Transcribe every line of the records below, changing nothing.

Records from a dataset
◆ ◆ ◆ ◆ ◆

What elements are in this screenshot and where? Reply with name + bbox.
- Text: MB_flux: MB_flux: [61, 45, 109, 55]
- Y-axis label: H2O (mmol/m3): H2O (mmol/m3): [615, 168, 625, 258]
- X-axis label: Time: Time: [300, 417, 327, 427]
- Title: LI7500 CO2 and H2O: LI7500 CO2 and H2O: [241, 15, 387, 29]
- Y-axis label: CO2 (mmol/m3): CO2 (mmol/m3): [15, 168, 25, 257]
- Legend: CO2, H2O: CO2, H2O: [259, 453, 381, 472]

◆ ◆ ◆ ◆ ◆

## [RESULT]
What elements are in this screenshot and where? Reply with name + bbox.
- Text: MB_flux: MB_flux: [61, 45, 109, 55]
- Y-axis label: H2O (mmol/m3): H2O (mmol/m3): [615, 168, 625, 258]
- X-axis label: Time: Time: [300, 417, 327, 427]
- Title: LI7500 CO2 and H2O: LI7500 CO2 and H2O: [241, 15, 387, 29]
- Y-axis label: CO2 (mmol/m3): CO2 (mmol/m3): [15, 168, 25, 257]
- Legend: CO2, H2O: CO2, H2O: [259, 453, 381, 472]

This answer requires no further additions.